PROBLEMS AND TASKS:
a - Retype the part of the Uniswap article that opens with the words containing "I jumped into" and closes with "the official specification.".
b - In the Uniswap article, what transaction fee is added when buying the 10 ASSET2 tokens?
c - Carry on writing the Uniswap article from its final sentence onward.

DOCUMENT:
During the crypto craze of 2021, I was astounded at the sheer amount of activity within Decentralized Finance.

Everyone and their mother wanted a cryptocurrency exchange, liquidity mining, staking, an NFT marketplace, and more.

Some examples of successful DEX platforms:

1. Uniswap
2. PancakeSwap
3. SushiSwap
4. ShibaSwap
5. ApeSwap

I jumped into the fray creating dApps on a per-contract basis.

One type of project my team and I worked on was Decentralized Exchanges, or DEX for short. The trustworthy and open-source Uniswap V2 Protocol proved to be excellent starter code.

In this article, we’ll focus mainly on understanding Uniswap V2’s Protocol at a high level.

The General Idea

Uniswap is an automated liquidity protocol powered by a deterministic algorithm, known as an automated market maker (AMM).

Uniswap’s AMM is based off of the “Constant Product Market Maker Model”, otherwise known as the “x * y = k Model”. For an in-depth look, check out the official specification.

The basic idea is that the price of asset pairs is the ratio set by the XYK model, instead of a traditional order book model.

Let’s go through a simple example. A “liquidity pool” was created with 1000 ASSET1 (x) tokens, and 1000 ASSET2 (y) tokens. That would make k equal to 1,000,000. The initial price ratio between the tokens is 1:1.

It’s called the constant product formula for a reason- k remains constant.

The only way to “change” k would be to modify the liquidity pool. However, we can only add or remove tokens equal to the price ratio of 1:1 currently set by the pair. Therefore, if we wanted to add 10 ASSET1 tokens, we would also need to add 10 ASSET2 tokens.

Onto trading. In order to keep k constant, the supply of x (ASSET1) and y (ASSET2) can only move inverse to each other.

x_required = (k / (x - y_amount)) - x

Say you wanted to purchase 10 ASSET2 tokens (y). The price would be dictated by the above formula. Why? Because the “x_required” is added back into the liquidity pool to keep k constant.

10.1010 (Cost in ASSET1) = (1,000,000 / (1,000 - 10)) - 1,000

x _ y = k => 1,010.10 _ 990 = 1,000,000

In practice, we’re adding a transaction fee of 0.20% here, bringing the total price of 10 ASSET2 equal to 10.1212 ASSET1.

What if we tried purchasing 100 ASSET2 instead? How much ASSET1 would we need to provide before fees?

DATA SHOWN:
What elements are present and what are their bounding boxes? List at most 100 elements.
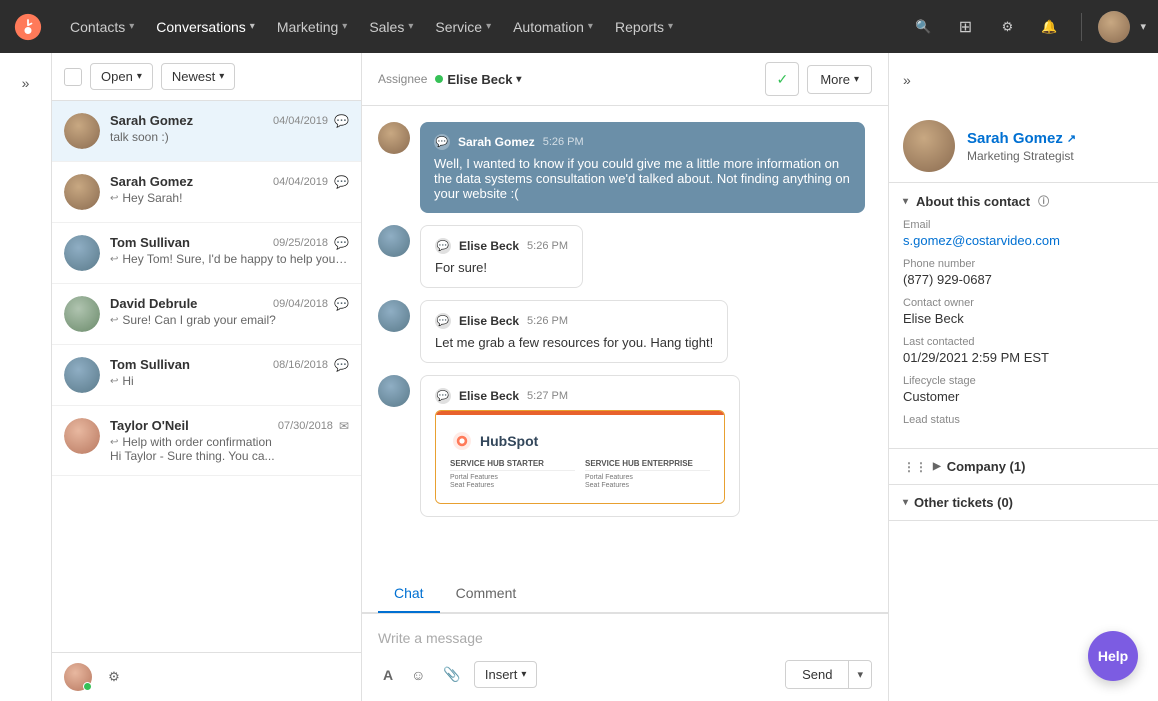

ANSWERS PER TASK:
a -
I jumped into the fray creating dApps on a per-contract basis.

One type of project my team and I worked on was Decentralized Exchanges, or DEX for short. The trustworthy and open-source Uniswap V2 Protocol proved to be excellent starter code.

In this article, we’ll focus mainly on understanding Uniswap V2’s Protocol at a high level.

The General Idea

Uniswap is an automated liquidity protocol powered by a deterministic algorithm, known as an automated market maker (AMM).

Uniswap’s AMM is based off of the “Constant Product Market Maker Model”, otherwise known as the “x * y = k Model”. For an in-depth look, check out the official specification.

b - 0.20%

c -
111.1111111111 (Cost in ASSET1) = (1,000,000 / (1,000 - 100)) - 1,000

You may have noticed the “bang for buck” of our ASSET1 is decreasing the more ASSET2 we purchase (price of ASSET2 per ASSET1). That’s because in order to keep k constant, we need to provide more and more of ASSET1 relative to the amount of ASSET2 we purchase.

We can now lay out a chart of prices before fees.

Price (ASSET2 per ASSET1)	ASSET2 BUY	ASSET1 SELL
1	1	1
0.99	10	10.10
0.95	50	52.63
0.91	100	111.11
0.83	200	250
0.33	500	1000

You should now be able to see the automated market making in process! There are no order books to fill and no liquidity gaps. The price sets itself.

The idea is that if the price is different on the DEX than other exchanges, traders are incentivized to use arbitrage trading equalizing the market.

For example, if the price is lower on say Binance and higher on our DEX, users are incentivized to sell their tokens on the DEX for a profit, while at the same time equalizing the markets.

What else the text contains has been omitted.